In the listing below, pick out lines with "type".

(Rows from a figure dataset)
▬▬▬

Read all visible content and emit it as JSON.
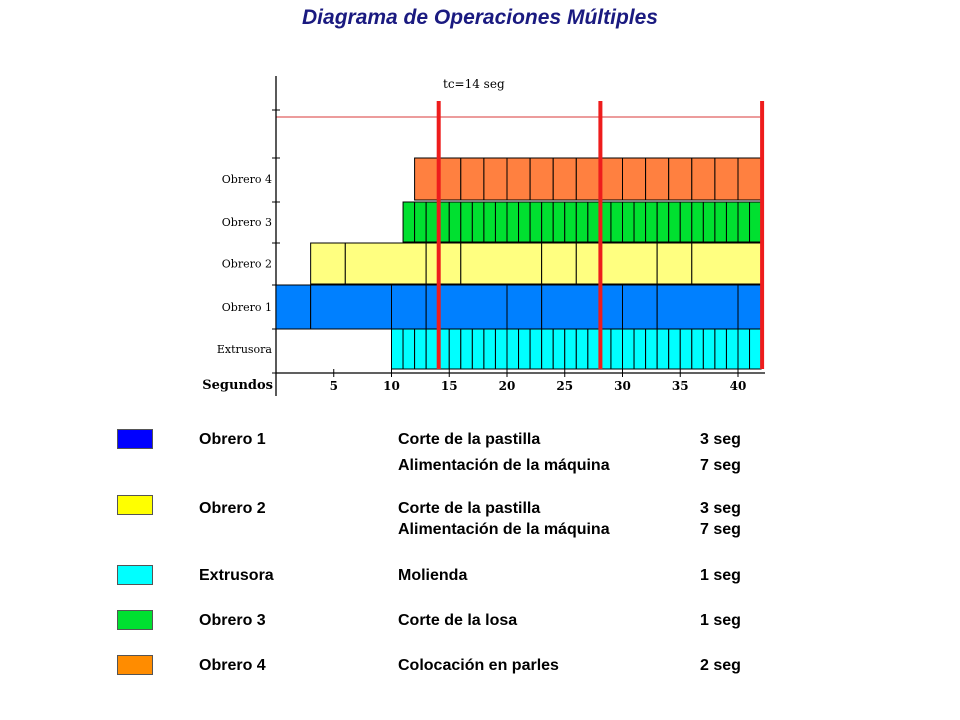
{
  "title": "Diagrama de Operaciones Múltiples",
  "chart_data": {
    "type": "gantt",
    "cycle_label": "tc=14 seg",
    "x_axis_label": "Segundos",
    "x_ticks": [
      "5",
      "10",
      "15",
      "20",
      "25",
      "30",
      "35",
      "40"
    ],
    "x_tick_values": [
      5,
      10,
      15,
      20,
      25,
      30,
      35,
      40
    ],
    "x_range": [
      0,
      42
    ],
    "cycle_markers": [
      14,
      28,
      42
    ],
    "rows": [
      {
        "label": "Obrero 4",
        "color": "#ff8040",
        "segments": [
          [
            12,
            14
          ],
          [
            14,
            16
          ],
          [
            16,
            18
          ],
          [
            18,
            20
          ],
          [
            20,
            22
          ],
          [
            22,
            24
          ],
          [
            24,
            26
          ],
          [
            26,
            28
          ],
          [
            28,
            30
          ],
          [
            30,
            32
          ],
          [
            32,
            34
          ],
          [
            34,
            36
          ],
          [
            36,
            38
          ],
          [
            38,
            40
          ],
          [
            40,
            42
          ]
        ]
      },
      {
        "label": "Obrero 3",
        "color": "#00e030",
        "segments": [
          [
            11,
            12
          ],
          [
            12,
            13
          ],
          [
            13,
            14
          ],
          [
            14,
            15
          ],
          [
            15,
            16
          ],
          [
            16,
            17
          ],
          [
            17,
            18
          ],
          [
            18,
            19
          ],
          [
            19,
            20
          ],
          [
            20,
            21
          ],
          [
            21,
            22
          ],
          [
            22,
            23
          ],
          [
            23,
            24
          ],
          [
            24,
            25
          ],
          [
            25,
            26
          ],
          [
            26,
            27
          ],
          [
            27,
            28
          ],
          [
            28,
            29
          ],
          [
            29,
            30
          ],
          [
            30,
            31
          ],
          [
            31,
            32
          ],
          [
            32,
            33
          ],
          [
            33,
            34
          ],
          [
            34,
            35
          ],
          [
            35,
            36
          ],
          [
            36,
            37
          ],
          [
            37,
            38
          ],
          [
            38,
            39
          ],
          [
            39,
            40
          ],
          [
            40,
            41
          ],
          [
            41,
            42
          ]
        ]
      },
      {
        "label": "Obrero 2",
        "color": "#ffff80",
        "segments": [
          [
            3,
            6
          ],
          [
            6,
            13
          ],
          [
            13,
            16
          ],
          [
            16,
            23
          ],
          [
            23,
            26
          ],
          [
            26,
            33
          ],
          [
            33,
            36
          ],
          [
            36,
            42
          ]
        ]
      },
      {
        "label": "Obrero 1",
        "color": "#0080ff",
        "segments": [
          [
            0,
            3
          ],
          [
            3,
            10
          ],
          [
            10,
            13
          ],
          [
            13,
            20
          ],
          [
            20,
            23
          ],
          [
            23,
            30
          ],
          [
            30,
            33
          ],
          [
            33,
            40
          ],
          [
            40,
            42
          ]
        ]
      },
      {
        "label": "Extrusora",
        "color": "#00ffff",
        "segments": [
          [
            10,
            11
          ],
          [
            11,
            12
          ],
          [
            12,
            13
          ],
          [
            13,
            14
          ],
          [
            14,
            15
          ],
          [
            15,
            16
          ],
          [
            16,
            17
          ],
          [
            17,
            18
          ],
          [
            18,
            19
          ],
          [
            19,
            20
          ],
          [
            20,
            21
          ],
          [
            21,
            22
          ],
          [
            22,
            23
          ],
          [
            23,
            24
          ],
          [
            24,
            25
          ],
          [
            25,
            26
          ],
          [
            26,
            27
          ],
          [
            27,
            28
          ],
          [
            28,
            29
          ],
          [
            29,
            30
          ],
          [
            30,
            31
          ],
          [
            31,
            32
          ],
          [
            32,
            33
          ],
          [
            33,
            34
          ],
          [
            34,
            35
          ],
          [
            35,
            36
          ],
          [
            36,
            37
          ],
          [
            37,
            38
          ],
          [
            38,
            39
          ],
          [
            39,
            40
          ],
          [
            40,
            41
          ],
          [
            41,
            42
          ]
        ]
      }
    ]
  },
  "legend": [
    {
      "color": "#0000ff",
      "who": "Obrero 1",
      "tasks": [
        {
          "name": "Corte de la pastilla",
          "time": "3 seg"
        },
        {
          "name": "Alimentación de la máquina",
          "time": "7 seg"
        }
      ]
    },
    {
      "color": "#ffff00",
      "who": "Obrero 2",
      "tasks": [
        {
          "name": "Corte de la pastilla",
          "time": "3 seg"
        },
        {
          "name": "Alimentación de la máquina",
          "time": "7 seg"
        }
      ]
    },
    {
      "color": "#00ffff",
      "who": "Extrusora",
      "tasks": [
        {
          "name": "Molienda",
          "time": "1 seg"
        }
      ]
    },
    {
      "color": "#00e030",
      "who": "Obrero 3",
      "tasks": [
        {
          "name": "Corte de la losa",
          "time": "1 seg"
        }
      ]
    },
    {
      "color": "#ff8c00",
      "who": "Obrero 4",
      "tasks": [
        {
          "name": "Colocación en parles",
          "time": "2 seg"
        }
      ]
    }
  ]
}
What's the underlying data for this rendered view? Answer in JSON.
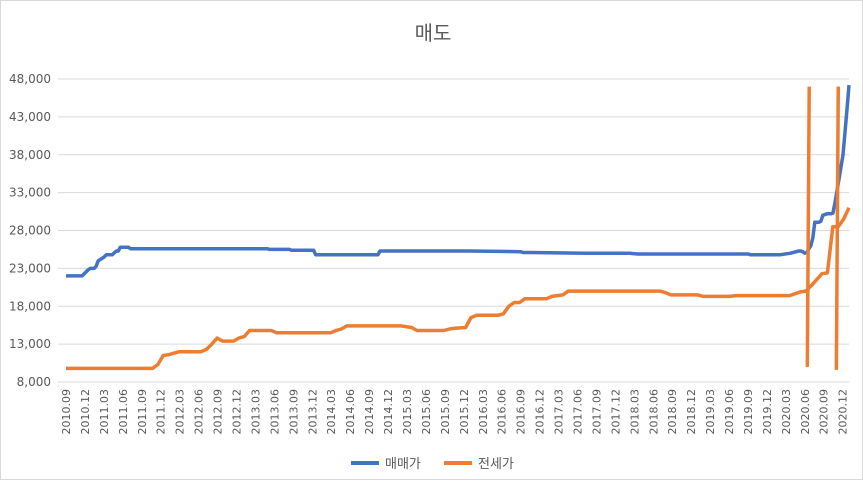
{
  "chart_data": {
    "type": "line",
    "title": "매도",
    "xlabel": "",
    "ylabel": "",
    "ylim": [
      8000,
      48000
    ],
    "yticks": [
      8000,
      13000,
      18000,
      23000,
      28000,
      33000,
      38000,
      43000,
      48000
    ],
    "ytick_labels": [
      "8,000",
      "13,000",
      "18,000",
      "23,000",
      "28,000",
      "33,000",
      "38,000",
      "43,000",
      "48,000"
    ],
    "x_start": "2010.09",
    "x_count": 125,
    "xtick_labels": [
      "2010.09",
      "2010.12",
      "2011.03",
      "2011.06",
      "2011.09",
      "2011.12",
      "2012.03",
      "2012.06",
      "2012.09",
      "2012.12",
      "2013.03",
      "2013.06",
      "2013.09",
      "2013.12",
      "2014.03",
      "2014.06",
      "2014.09",
      "2014.12",
      "2015.03",
      "2015.06",
      "2015.09",
      "2015.12",
      "2016.03",
      "2016.06",
      "2016.09",
      "2016.12",
      "2017.03",
      "2017.06",
      "2017.09",
      "2017.12",
      "2018.03",
      "2018.06",
      "2018.09",
      "2018.12",
      "2019.03",
      "2019.06",
      "2019.09",
      "2019.12",
      "2020.03",
      "2020.06",
      "2020.09",
      "2020.12"
    ],
    "legend": [
      "매매가",
      "전세가"
    ],
    "legend_position": "bottom",
    "grid": true,
    "series": [
      {
        "name": "매매가",
        "color": "#4472C4",
        "points": [
          [
            0,
            22000
          ],
          [
            8,
            22000
          ],
          [
            11,
            22800
          ],
          [
            12,
            23000
          ],
          [
            14,
            23000
          ],
          [
            15,
            23300
          ],
          [
            16,
            24000
          ],
          [
            19,
            24500
          ],
          [
            20,
            24800
          ],
          [
            23,
            24800
          ],
          [
            25,
            25300
          ],
          [
            26,
            25300
          ],
          [
            27,
            25800
          ],
          [
            31,
            25800
          ],
          [
            32,
            25600
          ],
          [
            100,
            25600
          ],
          [
            101,
            25500
          ],
          [
            103,
            25500
          ],
          [
            108,
            25500
          ],
          [
            111,
            25500
          ],
          [
            112,
            25400
          ],
          [
            123,
            25400
          ],
          [
            124,
            24800
          ],
          [
            130,
            24800
          ],
          [
            155,
            24800
          ],
          [
            156,
            25300
          ],
          [
            167,
            25300
          ],
          [
            200,
            25300
          ],
          [
            226,
            25200
          ],
          [
            227,
            25100
          ],
          [
            231,
            25100
          ],
          [
            258,
            25000
          ],
          [
            270,
            25000
          ],
          [
            280,
            25000
          ],
          [
            284,
            24900
          ],
          [
            300,
            24900
          ],
          [
            339,
            24900
          ],
          [
            340,
            24800
          ],
          [
            350,
            24800
          ],
          [
            355,
            24800
          ],
          [
            360,
            25000
          ],
          [
            364,
            25300
          ],
          [
            365,
            25300
          ],
          [
            366,
            25200
          ],
          [
            367,
            25000
          ],
          [
            368,
            25100
          ],
          [
            370,
            26000
          ],
          [
            371,
            27000
          ],
          [
            372,
            29100
          ],
          [
            374,
            29100
          ],
          [
            375,
            29200
          ],
          [
            376,
            30000
          ],
          [
            378,
            30200
          ],
          [
            379,
            30200
          ],
          [
            380,
            30200
          ],
          [
            381,
            30300
          ],
          [
            382,
            31600
          ],
          [
            384,
            34700
          ],
          [
            386,
            38000
          ],
          [
            388,
            44000
          ],
          [
            389,
            47200
          ]
        ]
      },
      {
        "name": "전세가",
        "color": "#ED7D31",
        "points": [
          [
            0,
            9800
          ],
          [
            16,
            9800
          ],
          [
            17,
            10300
          ],
          [
            18,
            11500
          ],
          [
            19,
            11600
          ],
          [
            20,
            11800
          ],
          [
            21,
            12000
          ],
          [
            25,
            12000
          ],
          [
            26,
            12300
          ],
          [
            27,
            13000
          ],
          [
            28,
            13800
          ],
          [
            29,
            13400
          ],
          [
            30,
            13400
          ],
          [
            31,
            13400
          ],
          [
            32,
            13800
          ],
          [
            33,
            14000
          ],
          [
            34,
            14800
          ],
          [
            38,
            14800
          ],
          [
            39,
            14500
          ],
          [
            49,
            14500
          ],
          [
            50,
            14800
          ],
          [
            51,
            15000
          ],
          [
            52,
            15400
          ],
          [
            62,
            15400
          ],
          [
            64,
            15200
          ],
          [
            65,
            14800
          ],
          [
            70,
            14800
          ],
          [
            71,
            15000
          ],
          [
            72,
            15100
          ],
          [
            74,
            15200
          ],
          [
            75,
            16500
          ],
          [
            76,
            16800
          ],
          [
            80,
            16800
          ],
          [
            81,
            17000
          ],
          [
            82,
            18000
          ],
          [
            83,
            18500
          ],
          [
            84,
            18500
          ],
          [
            85,
            19000
          ],
          [
            89,
            19000
          ],
          [
            90,
            19300
          ],
          [
            92,
            19500
          ],
          [
            93,
            20000
          ],
          [
            110,
            20000
          ],
          [
            111,
            19800
          ],
          [
            112,
            19500
          ],
          [
            115,
            19500
          ],
          [
            117,
            19500
          ],
          [
            118,
            19300
          ],
          [
            123,
            19300
          ],
          [
            124,
            19400
          ],
          [
            130,
            19400
          ],
          [
            134,
            19400
          ],
          [
            136,
            19900
          ],
          [
            137,
            20000
          ],
          [
            138,
            20700
          ],
          [
            139,
            21500
          ],
          [
            140,
            22300
          ],
          [
            141,
            22400
          ],
          [
            142,
            28500
          ],
          [
            143,
            28500
          ],
          [
            144,
            29500
          ],
          [
            145,
            31000
          ]
        ]
      }
    ],
    "artifacts": [
      {
        "series": "전세가",
        "color": "#ED7D31",
        "x_start_index": 117.4,
        "x_end_index": 117.7,
        "y_from": 10000,
        "y_to": 47000
      },
      {
        "series": "전세가",
        "color": "#ED7D31",
        "x_start_index": 122.0,
        "x_end_index": 122.3,
        "y_from": 9600,
        "y_to": 47000
      }
    ]
  }
}
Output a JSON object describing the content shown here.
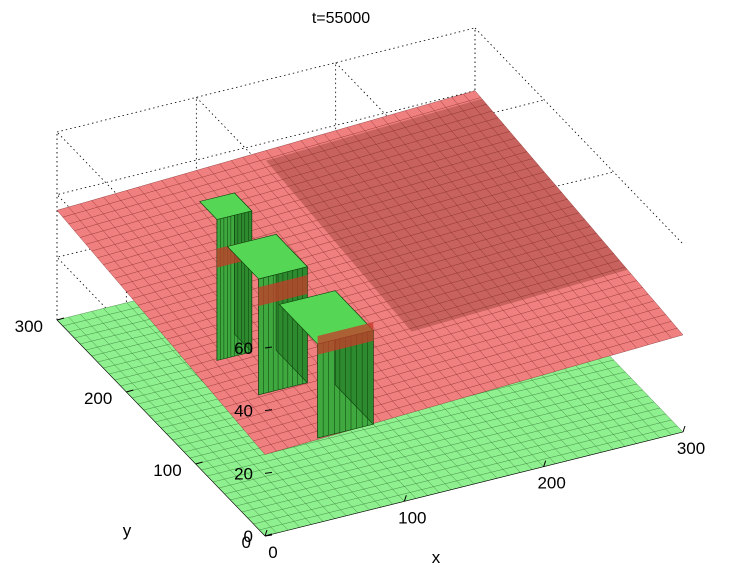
{
  "title": "t=55000",
  "chart_data": {
    "type": "surface3d",
    "title": "t=55000",
    "xlabel": "x",
    "ylabel": "y",
    "zlabel": "",
    "xlim": [
      0,
      300
    ],
    "ylim": [
      0,
      300
    ],
    "zlim": [
      0,
      60
    ],
    "x_ticks": [
      "0",
      "100",
      "200",
      "300"
    ],
    "y_ticks": [
      "0",
      "100",
      "200",
      "300"
    ],
    "z_ticks": [
      "0",
      "20",
      "40",
      "60"
    ],
    "grid": true,
    "surfaces": [
      {
        "role": "upper",
        "color": "#f08080",
        "edge_color": "#7a2020",
        "shape": "tilted plane",
        "z_at_corners": {
          "x0_y0": 26,
          "x300_y0": 31,
          "x0_y300": 35,
          "x300_y300": 40
        }
      },
      {
        "role": "lower",
        "color": "#8ff08f",
        "edge_color": "#1f5f1f",
        "shape": "flat plane with raised columns",
        "base_z": 0,
        "columns": [
          {
            "x_range": [
              70,
              95
            ],
            "y_range": [
              210,
              235
            ],
            "height": 45
          },
          {
            "x_range": [
              75,
              110
            ],
            "y_range": [
              160,
              205
            ],
            "height": 37
          },
          {
            "x_range": [
              85,
              125
            ],
            "y_range": [
              95,
              150
            ],
            "height": 30
          }
        ]
      }
    ]
  },
  "colors": {
    "red_surface": "#f08080",
    "green_surface": "#8ff08f",
    "box_lines": "#000000"
  }
}
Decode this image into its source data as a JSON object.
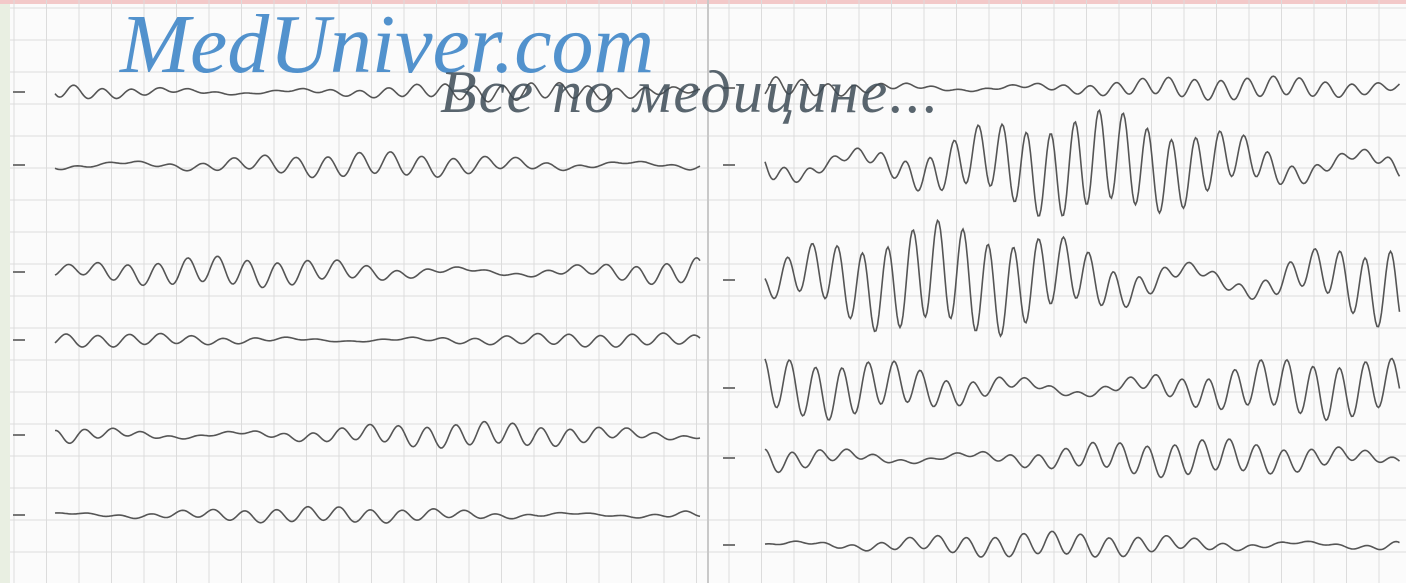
{
  "watermark": {
    "site": "MedUniver.com",
    "tagline": "Все по медицине..."
  }
}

▬▬▬

#### RESULT OF THE TASK:
    "type": "gantt",
    "type": "line",
    "type": "surface3d",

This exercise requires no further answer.